▶ **What this task involves**: Gather all lines in the entries below that include the word "name".

** Begin **

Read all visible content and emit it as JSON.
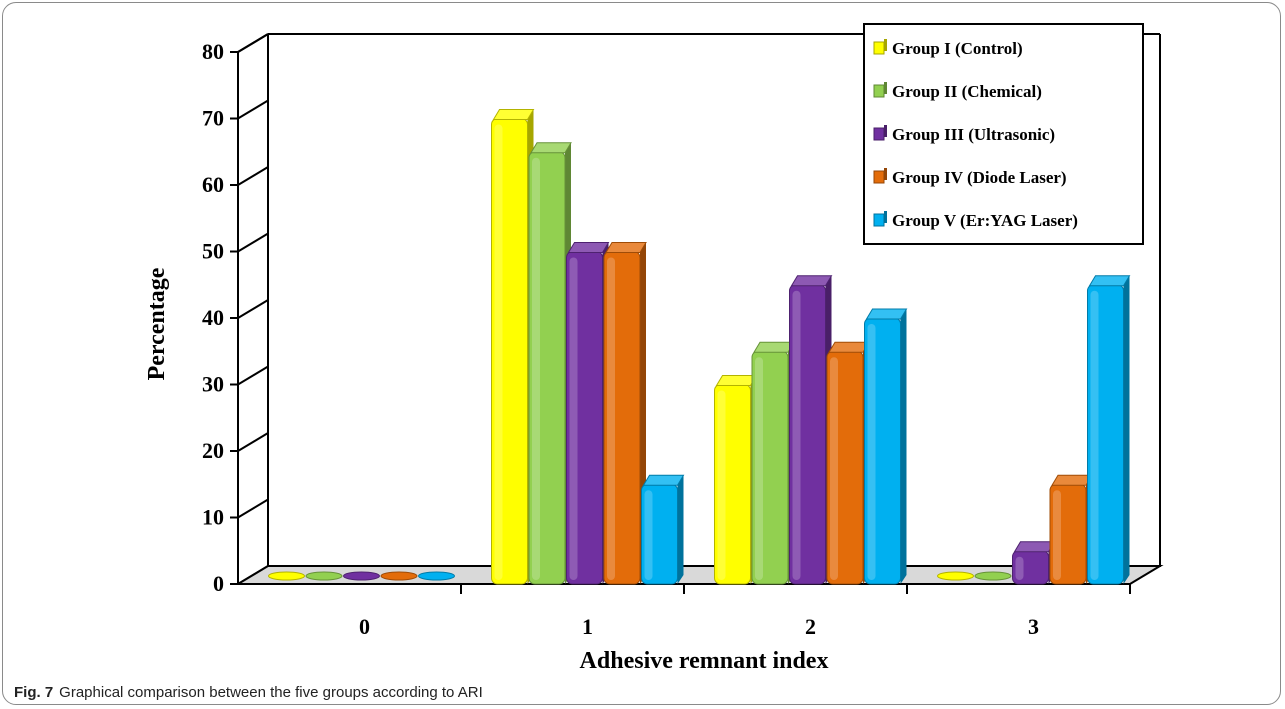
{
  "chart_data": {
    "type": "bar",
    "xlabel": "Adhesive remnant index",
    "ylabel": "Percentage",
    "ylim": [
      0,
      80
    ],
    "yticks": [
      "0",
      "10",
      "20",
      "30",
      "40",
      "50",
      "60",
      "70",
      "80"
    ],
    "categories": [
      "0",
      "1",
      "2",
      "3"
    ],
    "series": [
      {
        "name": "Group I (Control)",
        "color": "#FFFF00",
        "values": [
          0,
          70,
          30,
          0
        ]
      },
      {
        "name": "Group II (Chemical)",
        "color": "#92D050",
        "values": [
          0,
          65,
          35,
          0
        ]
      },
      {
        "name": "Group III (Ultrasonic)",
        "color": "#7030A0",
        "values": [
          0,
          50,
          45,
          5
        ]
      },
      {
        "name": "Group IV (Diode Laser)",
        "color": "#E36C0A",
        "values": [
          0,
          50,
          35,
          15
        ]
      },
      {
        "name": "Group V (Er:YAG Laser)",
        "color": "#00B0F0",
        "values": [
          0,
          15,
          40,
          45
        ]
      }
    ],
    "legend_position": "top-right",
    "grid": false,
    "style": "3d-bar"
  },
  "caption": {
    "label": "Fig. 7",
    "text": "Graphical comparison between the five groups according to ARI"
  }
}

** End **

▶ **Solution to the exercise**:
        "name": "Group I (Control)",
        "name": "Group II (Chemical)",
        "name": "Group III (Ultrasonic)",
        "name": "Group IV (Diode Laser)",
        "name": "Group V (Er:YAG Laser)",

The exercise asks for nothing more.